**What to work on**
Repeat every record below exactly, leaving out the pictures.

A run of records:
___

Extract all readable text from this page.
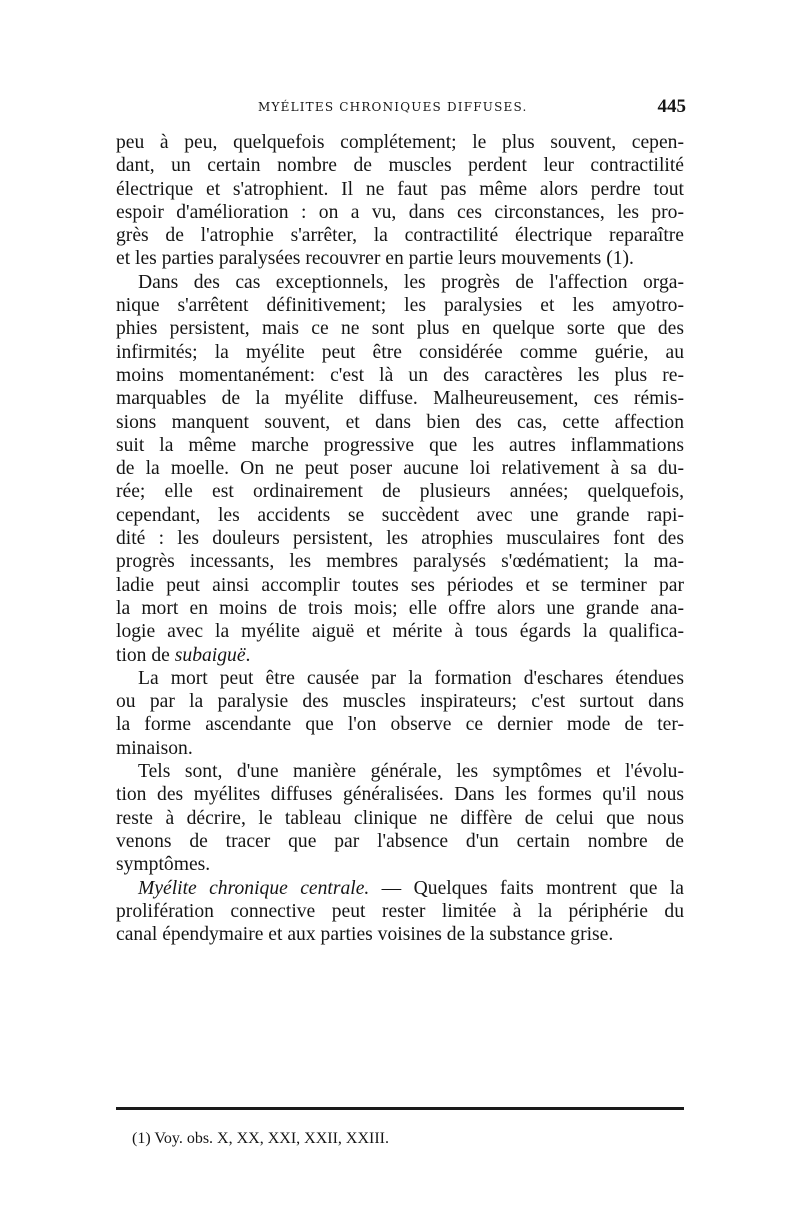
MYÉLITES CHRONIQUES DIFFUSES.	445
peu à peu, quelquefois complétement; le plus souvent, cepen-
dant, un certain nombre de muscles perdent leur contractilité
électrique et s'atrophient. Il ne faut pas même alors perdre tout
espoir d'amélioration : on a vu, dans ces circonstances, les pro-
grès de l'atrophie s'arrêter, la contractilité électrique reparaître
et les parties paralysées recouvrer en partie leurs mouvements (1).
Dans des cas exceptionnels, les progrès de l'affection orga-
nique s'arrêtent définitivement; les paralysies et les amyotro-
phies persistent, mais ce ne sont plus en quelque sorte que des
infirmités; la myélite peut être considérée comme guérie, au
moins momentanément: c'est là un des caractères les plus re-
marquables de la myélite diffuse. Malheureusement, ces rémis-
sions manquent souvent, et dans bien des cas, cette affection
suit la même marche progressive que les autres inflammations
de la moelle. On ne peut poser aucune loi relativement à sa du-
rée; elle est ordinairement de plusieurs années; quelquefois,
cependant, les accidents se succèdent avec une grande rapi-
dité : les douleurs persistent, les atrophies musculaires font des
progrès incessants, les membres paralysés s'œdématient; la ma-
ladie peut ainsi accomplir toutes ses périodes et se terminer par
la mort en moins de trois mois; elle offre alors une grande ana-
logie avec la myélite aiguë et mérite à tous égards la qualifica-
tion de subaiguë.
La mort peut être causée par la formation d'eschares étendues
ou par la paralysie des muscles inspirateurs; c'est surtout dans
la forme ascendante que l'on observe ce dernier mode de ter-
minaison.
Tels sont, d'une manière générale, les symptômes et l'évolu-
tion des myélites diffuses généralisées. Dans les formes qu'il nous
reste à décrire, le tableau clinique ne diffère de celui que nous
venons de tracer que par l'absence d'un certain nombre de
symptômes.
Myélite chronique centrale. — Quelques faits montrent que la
prolifération connective peut rester limitée à la périphérie du
canal épendymaire et aux parties voisines de la substance grise.
(1) Voy. obs. X, XX, XXI, XXII, XXIII.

___

**Solution**
Extract all readable text from this page.
MYÉLITES CHRONIQUES DIFFUSES.	445
peu à peu, quelquefois complétement; le plus souvent, cepen-
dant, un certain nombre de muscles perdent leur contractilité
électrique et s'atrophient. Il ne faut pas même alors perdre tout
espoir d'amélioration : on a vu, dans ces circonstances, les pro-
grès de l'atrophie s'arrêter, la contractilité électrique reparaître
et les parties paralysées recouvrer en partie leurs mouvements (1).
Dans des cas exceptionnels, les progrès de l'affection orga-
nique s'arrêtent définitivement; les paralysies et les amyotro-
phies persistent, mais ce ne sont plus en quelque sorte que des
infirmités; la myélite peut être considérée comme guérie, au
moins momentanément: c'est là un des caractères les plus re-
marquables de la myélite diffuse. Malheureusement, ces rémis-
sions manquent souvent, et dans bien des cas, cette affection
suit la même marche progressive que les autres inflammations
de la moelle. On ne peut poser aucune loi relativement à sa du-
rée; elle est ordinairement de plusieurs années; quelquefois,
cependant, les accidents se succèdent avec une grande rapi-
dité : les douleurs persistent, les atrophies musculaires font des
progrès incessants, les membres paralysés s'œdématient; la ma-
ladie peut ainsi accomplir toutes ses périodes et se terminer par
la mort en moins de trois mois; elle offre alors une grande ana-
logie avec la myélite aiguë et mérite à tous égards la qualifica-
tion de subaiguë.
La mort peut être causée par la formation d'eschares étendues
ou par la paralysie des muscles inspirateurs; c'est surtout dans
la forme ascendante que l'on observe ce dernier mode de ter-
minaison.
Tels sont, d'une manière générale, les symptômes et l'évolu-
tion des myélites diffuses généralisées. Dans les formes qu'il nous
reste à décrire, le tableau clinique ne diffère de celui que nous
venons de tracer que par l'absence d'un certain nombre de
symptômes.
Myélite chronique centrale. — Quelques faits montrent que la
prolifération connective peut rester limitée à la périphérie du
canal épendymaire et aux parties voisines de la substance grise.
(1) Voy. obs. X, XX, XXI, XXII, XXIII.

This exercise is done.